[Stored records]
########################################

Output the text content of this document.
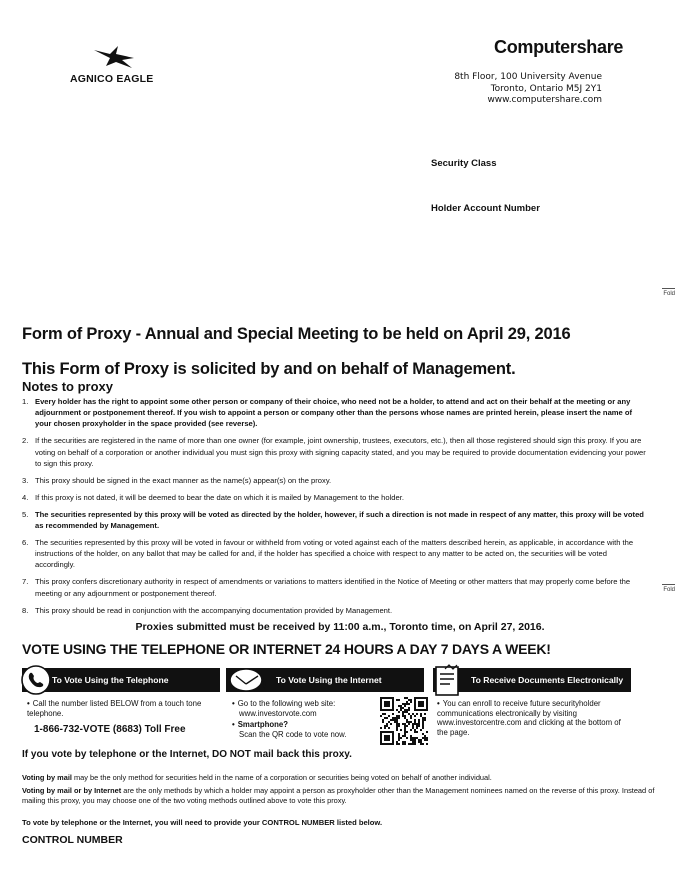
AGNICO EAGLE
Computershare
8th Floor, 100 University Avenue
Toronto, Ontario M5J 2Y1
www.computershare.com
Security Class
Holder Account Number
Fold
Fold
Form of Proxy - Annual and Special Meeting to be held on April 29, 2016
This Form of Proxy is solicited by and on behalf of Management.
Notes to proxy
1. Every holder has the right to appoint some other person or company of their choice, who need not be a holder, to attend and act on their behalf at the meeting or any adjournment or postponement thereof. If you wish to appoint a person or company other than the persons whose names are printed herein, please insert the name of your chosen proxyholder in the space provided (see reverse).
2. If the securities are registered in the name of more than one owner (for example, joint ownership, trustees, executors, etc.), then all those registered should sign this proxy. If you are voting on behalf of a corporation or another individual you must sign this proxy with signing capacity stated, and you may be required to provide documentation evidencing your power to sign this proxy.
3. This proxy should be signed in the exact manner as the name(s) appear(s) on the proxy.
4. If this proxy is not dated, it will be deemed to bear the date on which it is mailed by Management to the holder.
5. The securities represented by this proxy will be voted as directed by the holder, however, if such a direction is not made in respect of any matter, this proxy will be voted as recommended by Management.
6. The securities represented by this proxy will be voted in favour or withheld from voting or voted against each of the matters described herein, as applicable, in accordance with the instructions of the holder, on any ballot that may be called for and, if the holder has specified a choice with respect to any matter to be acted on, the securities will be voted accordingly.
7. This proxy confers discretionary authority in respect of amendments or variations to matters identified in the Notice of Meeting or other matters that may properly come before the meeting or any adjournment or postponement thereof.
8. This proxy should be read in conjunction with the accompanying documentation provided by Management.
Proxies submitted must be received by 11:00 a.m., Toronto time, on April 27, 2016.
VOTE USING THE TELEPHONE OR INTERNET 24 HOURS A DAY 7 DAYS A WEEK!
To Vote Using the Telephone	To Vote Using the Internet	To Receive Documents Electronically
• Call the number listed BELOW from a touch tone telephone.
1-866-732-VOTE (8683) Toll Free
• Go to the following web site:
www.investorvote.com
• Smartphone?
Scan the QR code to vote now.
• You can enroll to receive future securityholder communications electronically by visiting www.investorcentre.com and clicking at the bottom of the page.
If you vote by telephone or the Internet, DO NOT mail back this proxy.
Voting by mail may be the only method for securities held in the name of a corporation or securities being voted on behalf of another individual.
Voting by mail or by Internet are the only methods by which a holder may appoint a person as proxyholder other than the Management nominees named on the reverse of this proxy. Instead of mailing this proxy, you may choose one of the two voting methods outlined above to vote this proxy.
To vote by telephone or the Internet, you will need to provide your CONTROL NUMBER listed below.
CONTROL NUMBER
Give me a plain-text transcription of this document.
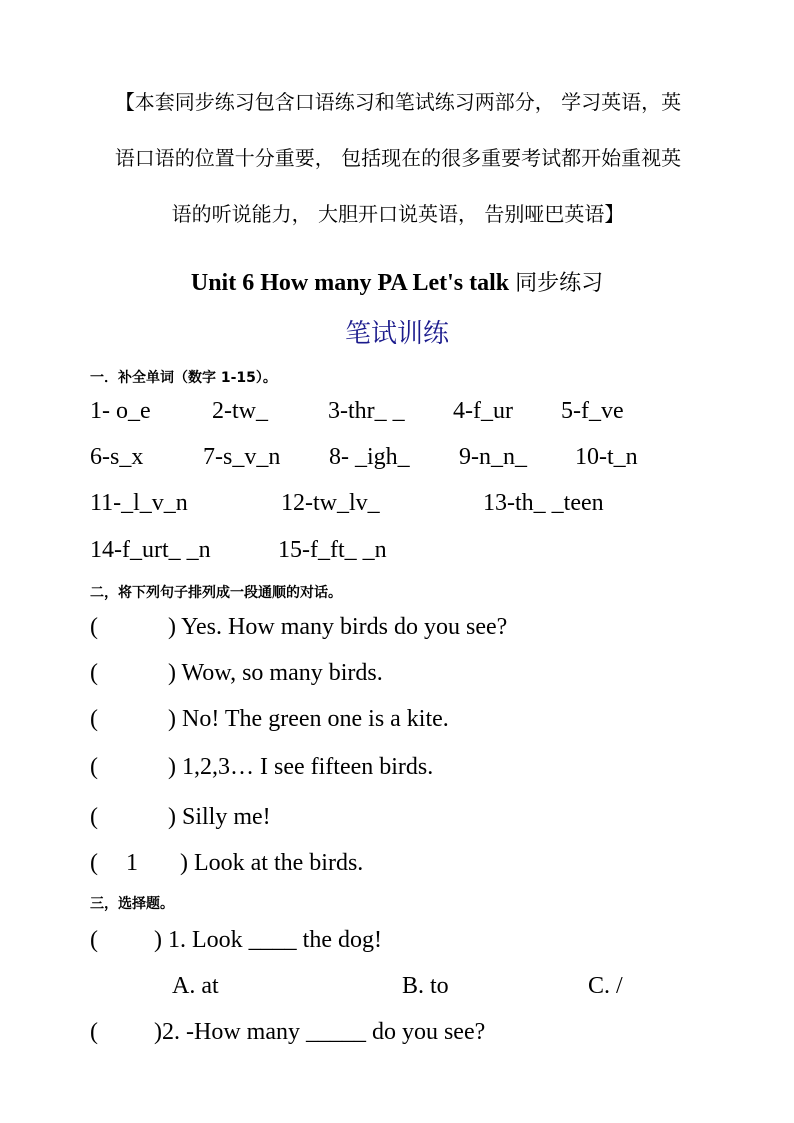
【本套同步练习包含口语练习和笔试练习两部分， 学习英语，英
语口语的位置十分重要， 包括现在的很多重要考试都开始重视英
语的听说能力， 大胆开口说英语， 告别哑巴英语】
Unit 6 How many PA Let's talk 同步练习
笔试训练
一．补全单词（数字 1-15）。
1- o_e	2-tw_	3-thr_ _ 4-f_ur 5-f_ve
6-s_x 7-s_v_n 8- _igh_ 9-n_n_ 10-t_n
11-_l_v_n	12-tw_lv_	13-th_ _teen
14-f_urt_ _n	15-f_ft_ _n
二，将下列句子排列成一段通顺的对话。
(	) Yes. How many birds do you see?
(	) Wow, so many birds.
(	) No! The green one is a kite.
(	) 1,2,3… I see fifteen birds.
(	) Silly me!
( 1 ) Look at the birds.
三，选择题。
( ) 1. Look ____ the dog!
A. at	B. to	C. /
( )2. -How many _____ do you see?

########################################

To be done
Omit every image. Quote each record exactly.

Reply to the task
Output the text content of this document.
AGNICO EAGLE
Computershare
8th Floor, 100 University Avenue
Toronto, Ontario M5J 2Y1
www.computershare.com
Security Class
Holder Account Number
Fold
Fold
Form of Proxy - Annual and Special Meeting to be held on April 29, 2016
This Form of Proxy is solicited by and on behalf of Management.
Notes to proxy
1. Every holder has the right to appoint some other person or company of their choice, who need not be a holder, to attend and act on their behalf at the meeting or any adjournment or postponement thereof. If you wish to appoint a person or company other than the persons whose names are printed herein, please insert the name of your chosen proxyholder in the space provided (see reverse).
2. If the securities are registered in the name of more than one owner (for example, joint ownership, trustees, executors, etc.), then all those registered should sign this proxy. If you are voting on behalf of a corporation or another individual you must sign this proxy with signing capacity stated, and you may be required to provide documentation evidencing your power to sign this proxy.
3. This proxy should be signed in the exact manner as the name(s) appear(s) on the proxy.
4. If this proxy is not dated, it will be deemed to bear the date on which it is mailed by Management to the holder.
5. The securities represented by this proxy will be voted as directed by the holder, however, if such a direction is not made in respect of any matter, this proxy will be voted as recommended by Management.
6. The securities represented by this proxy will be voted in favour or withheld from voting or voted against each of the matters described herein, as applicable, in accordance with the instructions of the holder, on any ballot that may be called for and, if the holder has specified a choice with respect to any matter to be acted on, the securities will be voted accordingly.
7. This proxy confers discretionary authority in respect of amendments or variations to matters identified in the Notice of Meeting or other matters that may properly come before the meeting or any adjournment or postponement thereof.
8. This proxy should be read in conjunction with the accompanying documentation provided by Management.
Proxies submitted must be received by 11:00 a.m., Toronto time, on April 27, 2016.
VOTE USING THE TELEPHONE OR INTERNET 24 HOURS A DAY 7 DAYS A WEEK!
To Vote Using the Telephone	To Vote Using the Internet	To Receive Documents Electronically
• Call the number listed BELOW from a touch tone telephone.
1-866-732-VOTE (8683) Toll Free
• Go to the following web site:
www.investorvote.com
• Smartphone?
Scan the QR code to vote now.
• You can enroll to receive future securityholder communications electronically by visiting www.investorcentre.com and clicking at the bottom of the page.
If you vote by telephone or the Internet, DO NOT mail back this proxy.
Voting by mail may be the only method for securities held in the name of a corporation or securities being voted on behalf of another individual.
Voting by mail or by Internet are the only methods by which a holder may appoint a person as proxyholder other than the Management nominees named on the reverse of this proxy. Instead of mailing this proxy, you may choose one of the two voting methods outlined above to vote this proxy.
To vote by telephone or the Internet, you will need to provide your CONTROL NUMBER listed below.
CONTROL NUMBER
Give me a plain-text transcription of this document.
【本套同步练习包含口语练习和笔试练习两部分， 学习英语，英
语口语的位置十分重要， 包括现在的很多重要考试都开始重视英
语的听说能力， 大胆开口说英语， 告别哑巴英语】
Unit 6 How many PA Let's talk 同步练习
笔试训练
一．补全单词（数字 1-15）。
1- o_e	2-tw_	3-thr_ _ 4-f_ur 5-f_ve
6-s_x 7-s_v_n 8- _igh_ 9-n_n_ 10-t_n
11-_l_v_n	12-tw_lv_	13-th_ _teen
14-f_urt_ _n	15-f_ft_ _n
二，将下列句子排列成一段通顺的对话。
(	) Yes. How many birds do you see?
(	) Wow, so many birds.
(	) No! The green one is a kite.
(	) 1,2,3… I see fifteen birds.
(	) Silly me!
( 1 ) Look at the birds.
三，选择题。
( ) 1. Look ____ the dog!
A. at	B. to	C. /
( )2. -How many _____ do you see?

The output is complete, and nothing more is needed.